* **What is expected**: Give the data again exactly as written, skipping any pictures.

(Figure record listings)
Start

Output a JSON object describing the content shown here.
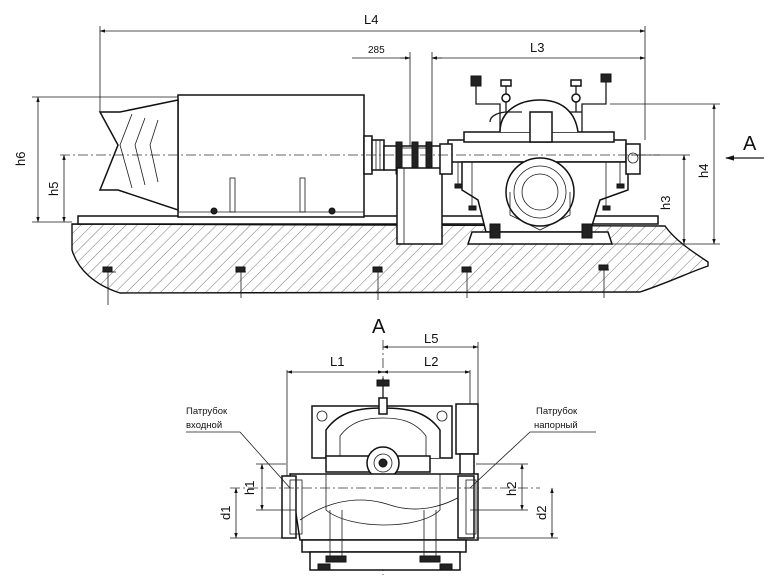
{
  "dimensions": {
    "L4": "L4",
    "L3": "L3",
    "L1": "L1",
    "L2": "L2",
    "L5": "L5",
    "d285": "285",
    "h6": "h6",
    "h5": "h5",
    "h4": "h4",
    "h3": "h3",
    "h1": "h1",
    "h2": "h2",
    "d1": "d1",
    "d2": "d2"
  },
  "view_marks": {
    "arrow_label": "A",
    "section_label": "A"
  },
  "notes": {
    "inlet_line1": "Патрубок",
    "inlet_line2": "входной",
    "outlet_line1": "Патрубок",
    "outlet_line2": "напорный"
  }
}
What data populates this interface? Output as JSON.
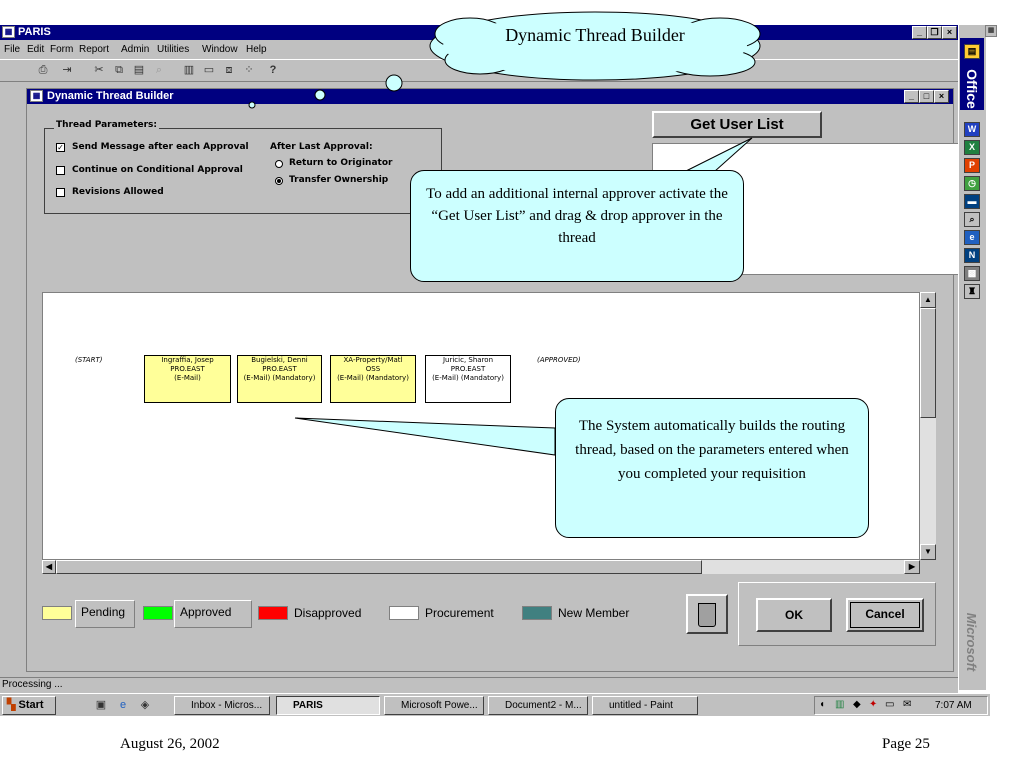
{
  "app": {
    "title": "PARIS"
  },
  "menu": [
    "File",
    "Edit",
    "Form",
    "Report",
    "Admin",
    "Utilities",
    "Window",
    "Help"
  ],
  "dialog": {
    "title": "Dynamic Thread Builder"
  },
  "thread_params": {
    "legend": "Thread Parameters:",
    "send_message": "Send Message after each Approval",
    "continue_conditional": "Continue on Conditional Approval",
    "revisions_allowed": "Revisions Allowed",
    "after_last_label": "After Last Approval:",
    "return_originator": "Return to Originator",
    "transfer_ownership": "Transfer Ownership"
  },
  "get_user_list": "Get User List",
  "thread": {
    "start": "(START)",
    "approved": "(APPROVED)",
    "nodes": [
      {
        "l1": "Ingraffia, Josep",
        "l2": "PRO.EAST",
        "l3": "(E-Mail)",
        "color": "#ffff99"
      },
      {
        "l1": "Bugielski, Denni",
        "l2": "PRO.EAST",
        "l3": "(E-Mail) (Mandatory)",
        "color": "#ffff99"
      },
      {
        "l1": "XA-Property/Matl",
        "l2": "OSS",
        "l3": "(E-Mail) (Mandatory)",
        "color": "#ffff99"
      },
      {
        "l1": "Juricic, Sharon",
        "l2": "PRO.EAST",
        "l3": "(E-Mail) (Mandatory)",
        "color": "#ffffff"
      }
    ]
  },
  "legend": {
    "pending": "Pending",
    "approved": "Approved",
    "disapproved": "Disapproved",
    "procurement": "Procurement",
    "new_member": "New Member",
    "colors": {
      "pending": "#ffff99",
      "approved": "#00ff00",
      "disapproved": "#ff0000",
      "procurement": "#ffffff",
      "new_member": "#408080"
    }
  },
  "buttons": {
    "ok": "OK",
    "cancel": "Cancel"
  },
  "status": "Processing ...",
  "taskbar": {
    "start": "Start",
    "items": [
      "Inbox - Micros...",
      "PARIS",
      "Microsoft Powe...",
      "Document2 - M...",
      "untitled - Paint"
    ],
    "clock": "7:07 AM"
  },
  "office_bar": {
    "title": "Office",
    "brand": "Microsoft"
  },
  "callouts": {
    "title": "Dynamic Thread Builder",
    "user_list": "To add an additional internal approver activate the “Get User List” and drag & drop approver in the thread",
    "routing": "The System automatically builds the routing thread, based on the parameters entered when you completed your  requisition"
  },
  "footer": {
    "date": "August 26, 2002",
    "page": "Page 25"
  }
}
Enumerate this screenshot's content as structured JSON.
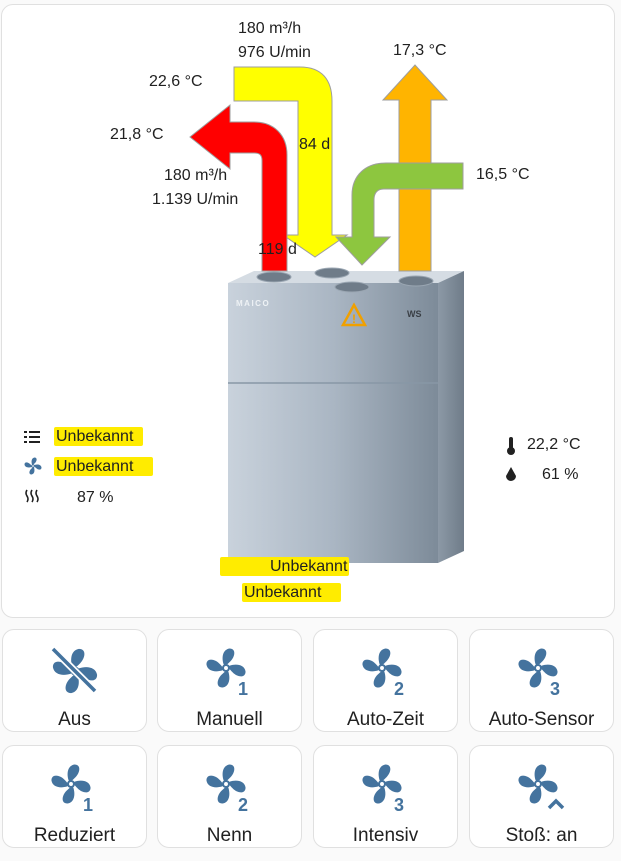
{
  "unit": {
    "supply_flow": "180 m³/h",
    "supply_rpm": "976 U/min",
    "supply_days": "84 d",
    "supply_in_temp": "22,6 °C",
    "exhaust_out_temp": "21,8 °C",
    "exhaust_flow": "180 m³/h",
    "exhaust_rpm": "1.139 U/min",
    "exhaust_days": "119 d",
    "outdoor_out_temp": "17,3 °C",
    "outdoor_in_temp": "16,5 °C",
    "brand": "MAICO",
    "model_badge": "WS"
  },
  "left_status": {
    "mode_value": "Unbekannt",
    "fan_value": "Unbekannt",
    "heat_recovery": "87 %"
  },
  "right_status": {
    "temperature": "22,2 °C",
    "humidity": "61 %"
  },
  "bottom_status": {
    "line1": "Unbekannt",
    "line2": "Unbekannt"
  },
  "colors": {
    "red_arrow": "#ff0000",
    "yellow_arrow": "#ffff00",
    "orange_arrow": "#ffb400",
    "green_arrow": "#8dc63f",
    "highlight": "#ffec00",
    "icon_blue": "#44739e"
  },
  "modes": [
    {
      "label": "Aus",
      "icon": "fan-off-icon"
    },
    {
      "label": "Manuell",
      "icon": "fan-speed-1-icon"
    },
    {
      "label": "Auto-Zeit",
      "icon": "fan-speed-2-icon"
    },
    {
      "label": "Auto-Sensor",
      "icon": "fan-speed-3-icon"
    },
    {
      "label": "Reduziert",
      "icon": "fan-speed-1-icon"
    },
    {
      "label": "Nenn",
      "icon": "fan-speed-2-icon"
    },
    {
      "label": "Intensiv",
      "icon": "fan-speed-3-icon"
    },
    {
      "label": "Stoß: an",
      "icon": "fan-chevron-up-icon"
    }
  ]
}
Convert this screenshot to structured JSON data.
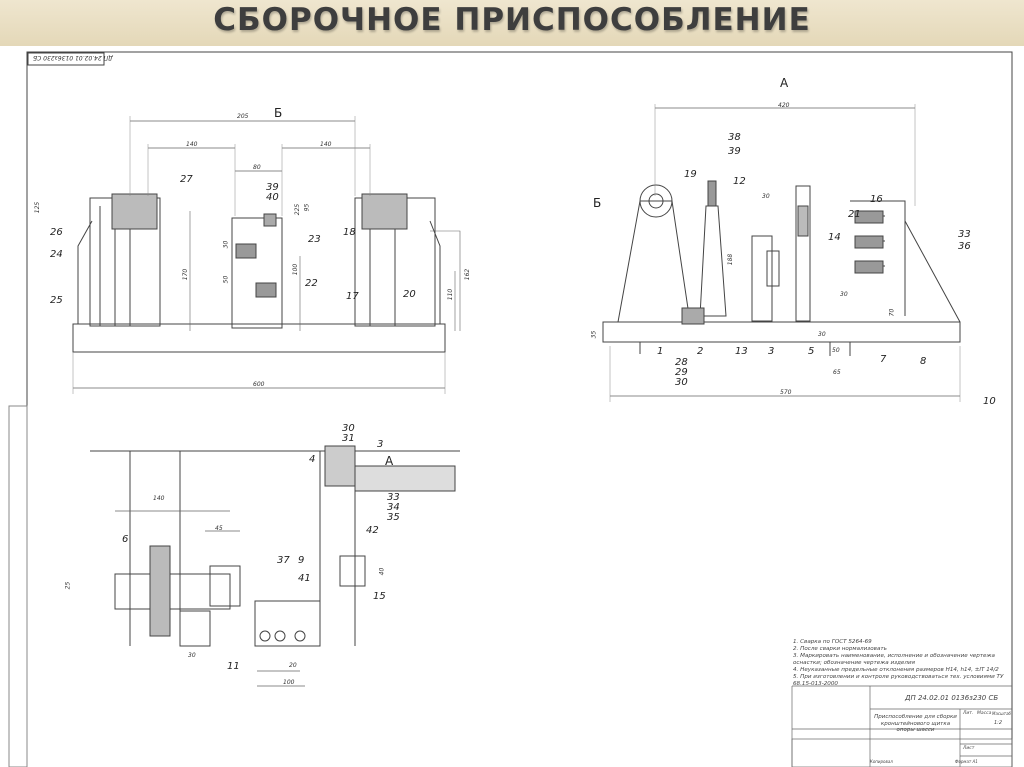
{
  "slide_title": "СБОРОЧНОЕ ПРИСПОСОБЛЕНИЕ",
  "stamp_code_rotated": "ДП 24.02.01 0136з230 СБ",
  "view_labels": {
    "A": "А",
    "B": "Б"
  },
  "front_view": {
    "dims": [
      "205",
      "140",
      "140",
      "80",
      "600",
      "125",
      "170",
      "30",
      "50",
      "225",
      "95",
      "100",
      "162",
      "110"
    ],
    "parts": [
      "27",
      "39",
      "40",
      "23",
      "22",
      "26",
      "24",
      "25",
      "18",
      "17",
      "20"
    ]
  },
  "side_view": {
    "dims": [
      "420",
      "188",
      "30",
      "30",
      "35",
      "30",
      "50",
      "65",
      "570",
      "70"
    ],
    "parts": [
      "38",
      "39",
      "19",
      "12",
      "14",
      "21",
      "16",
      "33",
      "36",
      "1",
      "2",
      "13",
      "3",
      "5",
      "7",
      "8",
      "10",
      "28",
      "29",
      "30"
    ]
  },
  "plan_view": {
    "dims": [
      "140",
      "45",
      "25",
      "30",
      "100",
      "20",
      "40"
    ],
    "parts": [
      "30",
      "31",
      "3",
      "4",
      "6",
      "33",
      "34",
      "35",
      "42",
      "15",
      "37",
      "9",
      "41",
      "11"
    ]
  },
  "notes": [
    "1. Сварка по ГОСТ 5264-69",
    "2. После сварки нормализовать",
    "3. Маркировать наименование, исполнение и обозначение чертежа оснастки; обозначение чертежа изделия",
    "4. Неуказанные предельные отклонения размеров Н14, h14, ±IT 14/2",
    "5. При изготовлении и контроле руководствоваться тех. условиями ТУ 68.15-013-2000"
  ],
  "title_block": {
    "designation": "ДП 24.02.01 0136з230 СБ",
    "name": "Приспособление для сборки кронштейнового щитка опоры шасси",
    "sheet_label": "Лит.",
    "mass_label": "Масса",
    "scale_label": "Масштаб",
    "scale": "1:2",
    "sheets_label": "Лист",
    "copied": "Копировал",
    "format": "Формат А1"
  }
}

End

* **Task response**:
Output a JSON object describing the content shown here.
{
  "dimensions": {
    "L4": "L4",
    "L3": "L3",
    "L1": "L1",
    "L2": "L2",
    "L5": "L5",
    "d285": "285",
    "h6": "h6",
    "h5": "h5",
    "h4": "h4",
    "h3": "h3",
    "h1": "h1",
    "h2": "h2",
    "d1": "d1",
    "d2": "d2"
  },
  "view_marks": {
    "arrow_label": "A",
    "section_label": "A"
  },
  "notes": {
    "inlet_line1": "Патрубок",
    "inlet_line2": "входной",
    "outlet_line1": "Патрубок",
    "outlet_line2": "напорный"
  }
}
What data populates this interface? Output as JSON.
{
  "app": {
    "title": "PARIS"
  },
  "menu": [
    "File",
    "Edit",
    "Form",
    "Report",
    "Admin",
    "Utilities",
    "Window",
    "Help"
  ],
  "dialog": {
    "title": "Dynamic Thread Builder"
  },
  "thread_params": {
    "legend": "Thread Parameters:",
    "send_message": "Send Message after each Approval",
    "continue_conditional": "Continue on Conditional Approval",
    "revisions_allowed": "Revisions Allowed",
    "after_last_label": "After Last Approval:",
    "return_originator": "Return to Originator",
    "transfer_ownership": "Transfer Ownership"
  },
  "get_user_list": "Get User List",
  "thread": {
    "start": "(START)",
    "approved": "(APPROVED)",
    "nodes": [
      {
        "l1": "Ingraffia, Josep",
        "l2": "PRO.EAST",
        "l3": "(E-Mail)",
        "color": "#ffff99"
      },
      {
        "l1": "Bugielski, Denni",
        "l2": "PRO.EAST",
        "l3": "(E-Mail) (Mandatory)",
        "color": "#ffff99"
      },
      {
        "l1": "XA-Property/Matl",
        "l2": "OSS",
        "l3": "(E-Mail) (Mandatory)",
        "color": "#ffff99"
      },
      {
        "l1": "Juricic, Sharon",
        "l2": "PRO.EAST",
        "l3": "(E-Mail) (Mandatory)",
        "color": "#ffffff"
      }
    ]
  },
  "legend": {
    "pending": "Pending",
    "approved": "Approved",
    "disapproved": "Disapproved",
    "procurement": "Procurement",
    "new_member": "New Member",
    "colors": {
      "pending": "#ffff99",
      "approved": "#00ff00",
      "disapproved": "#ff0000",
      "procurement": "#ffffff",
      "new_member": "#408080"
    }
  },
  "buttons": {
    "ok": "OK",
    "cancel": "Cancel"
  },
  "status": "Processing ...",
  "taskbar": {
    "start": "Start",
    "items": [
      "Inbox - Micros...",
      "PARIS",
      "Microsoft Powe...",
      "Document2 - M...",
      "untitled - Paint"
    ],
    "clock": "7:07 AM"
  },
  "office_bar": {
    "title": "Office",
    "brand": "Microsoft"
  },
  "callouts": {
    "title": "Dynamic Thread Builder",
    "user_list": "To add an additional internal approver activate the “Get User List” and drag & drop approver in the thread",
    "routing": "The System automatically builds the routing thread, based on the parameters entered when you completed your  requisition"
  },
  "footer": {
    "date": "August 26, 2002",
    "page": "Page 25"
  }
}
Enumerate this screenshot's content as structured JSON.
{
  "unit": {
    "supply_flow": "180 m³/h",
    "supply_rpm": "976 U/min",
    "supply_days": "84 d",
    "supply_in_temp": "22,6 °C",
    "exhaust_out_temp": "21,8 °C",
    "exhaust_flow": "180 m³/h",
    "exhaust_rpm": "1.139 U/min",
    "exhaust_days": "119 d",
    "outdoor_out_temp": "17,3 °C",
    "outdoor_in_temp": "16,5 °C",
    "brand": "MAICO",
    "model_badge": "WS"
  },
  "left_status": {
    "mode_value": "Unbekannt",
    "fan_value": "Unbekannt",
    "heat_recovery": "87 %"
  },
  "right_status": {
    "temperature": "22,2 °C",
    "humidity": "61 %"
  },
  "bottom_status": {
    "line1": "Unbekannt",
    "line2": "Unbekannt"
  },
  "colors": {
    "red_arrow": "#ff0000",
    "yellow_arrow": "#ffff00",
    "orange_arrow": "#ffb400",
    "green_arrow": "#8dc63f",
    "highlight": "#ffec00",
    "icon_blue": "#44739e"
  },
  "modes": [
    {
      "label": "Aus",
      "icon": "fan-off-icon"
    },
    {
      "label": "Manuell",
      "icon": "fan-speed-1-icon"
    },
    {
      "label": "Auto-Zeit",
      "icon": "fan-speed-2-icon"
    },
    {
      "label": "Auto-Sensor",
      "icon": "fan-speed-3-icon"
    },
    {
      "label": "Reduziert",
      "icon": "fan-speed-1-icon"
    },
    {
      "label": "Nenn",
      "icon": "fan-speed-2-icon"
    },
    {
      "label": "Intensiv",
      "icon": "fan-speed-3-icon"
    },
    {
      "label": "Stoß: an",
      "icon": "fan-chevron-up-icon"
    }
  ]
}
Convert this screenshot to structured JSON data.
{
  "slide_title": "СБОРОЧНОЕ ПРИСПОСОБЛЕНИЕ",
  "stamp_code_rotated": "ДП 24.02.01 0136з230 СБ",
  "view_labels": {
    "A": "А",
    "B": "Б"
  },
  "front_view": {
    "dims": [
      "205",
      "140",
      "140",
      "80",
      "600",
      "125",
      "170",
      "30",
      "50",
      "225",
      "95",
      "100",
      "162",
      "110"
    ],
    "parts": [
      "27",
      "39",
      "40",
      "23",
      "22",
      "26",
      "24",
      "25",
      "18",
      "17",
      "20"
    ]
  },
  "side_view": {
    "dims": [
      "420",
      "188",
      "30",
      "30",
      "35",
      "30",
      "50",
      "65",
      "570",
      "70"
    ],
    "parts": [
      "38",
      "39",
      "19",
      "12",
      "14",
      "21",
      "16",
      "33",
      "36",
      "1",
      "2",
      "13",
      "3",
      "5",
      "7",
      "8",
      "10",
      "28",
      "29",
      "30"
    ]
  },
  "plan_view": {
    "dims": [
      "140",
      "45",
      "25",
      "30",
      "100",
      "20",
      "40"
    ],
    "parts": [
      "30",
      "31",
      "3",
      "4",
      "6",
      "33",
      "34",
      "35",
      "42",
      "15",
      "37",
      "9",
      "41",
      "11"
    ]
  },
  "notes": [
    "1. Сварка по ГОСТ 5264-69",
    "2. После сварки нормализовать",
    "3. Маркировать наименование, исполнение и обозначение чертежа оснастки; обозначение чертежа изделия",
    "4. Неуказанные предельные отклонения размеров Н14, h14, ±IT 14/2",
    "5. При изготовлении и контроле руководствоваться тех. условиями ТУ 68.15-013-2000"
  ],
  "title_block": {
    "designation": "ДП 24.02.01 0136з230 СБ",
    "name": "Приспособление для сборки кронштейнового щитка опоры шасси",
    "sheet_label": "Лит.",
    "mass_label": "Масса",
    "scale_label": "Масштаб",
    "scale": "1:2",
    "sheets_label": "Лист",
    "copied": "Копировал",
    "format": "Формат А1"
  }
}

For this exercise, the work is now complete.